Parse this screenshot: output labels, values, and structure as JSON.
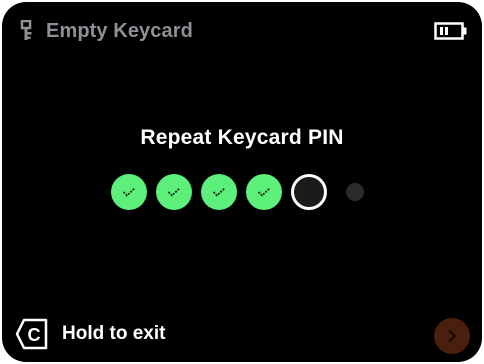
{
  "header": {
    "icon": "keycard-key-icon",
    "title": "Empty Keycard",
    "battery_icon": "battery-icon"
  },
  "main": {
    "prompt": "Repeat Keycard PIN",
    "pin": {
      "length": 6,
      "entered": 4,
      "filled_icon": "check-icon",
      "colors": {
        "filled": "#5cf07a",
        "current_ring": "#ffffff",
        "empty": "#2b2b2e"
      }
    }
  },
  "footer": {
    "exit_key_icon": "c-key-icon",
    "exit_label": "Hold to exit",
    "next_icon": "chevron-right-icon",
    "next_color": "#4a1f0d"
  }
}
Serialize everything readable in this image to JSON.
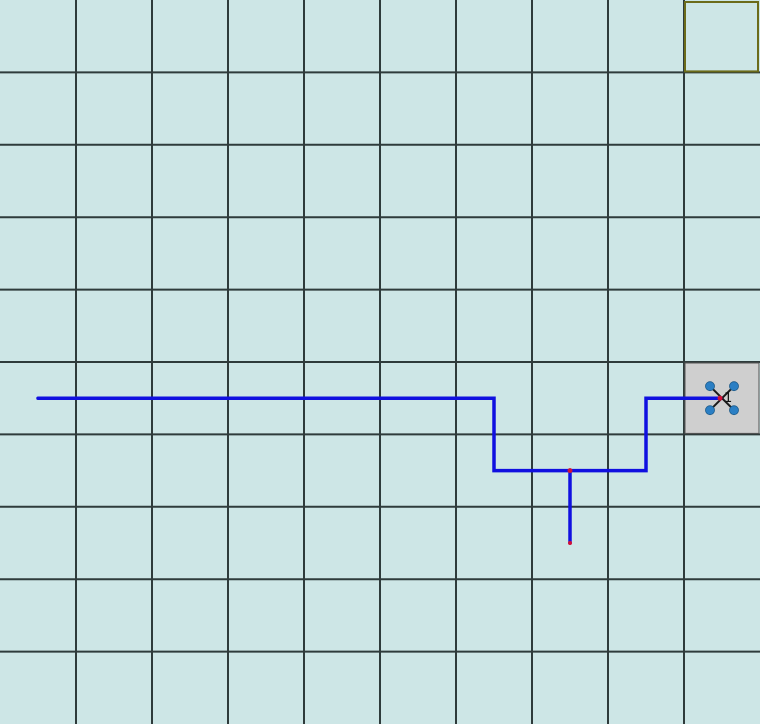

What this task involves: Print all the records again exactly; do not include any picture.

The answer:
Parse this screenshot: output labels, values, and structure as JSON.
{
  "header": {
    "icon": "keycard-key-icon",
    "title": "Empty Keycard",
    "battery_icon": "battery-icon"
  },
  "main": {
    "prompt": "Repeat Keycard PIN",
    "pin": {
      "length": 6,
      "entered": 4,
      "filled_icon": "check-icon",
      "colors": {
        "filled": "#5cf07a",
        "current_ring": "#ffffff",
        "empty": "#2b2b2e"
      }
    }
  },
  "footer": {
    "exit_key_icon": "c-key-icon",
    "exit_label": "Hold to exit",
    "next_icon": "chevron-right-icon",
    "next_color": "#4a1f0d"
  }
}
Serialize everything readable in this image to JSON.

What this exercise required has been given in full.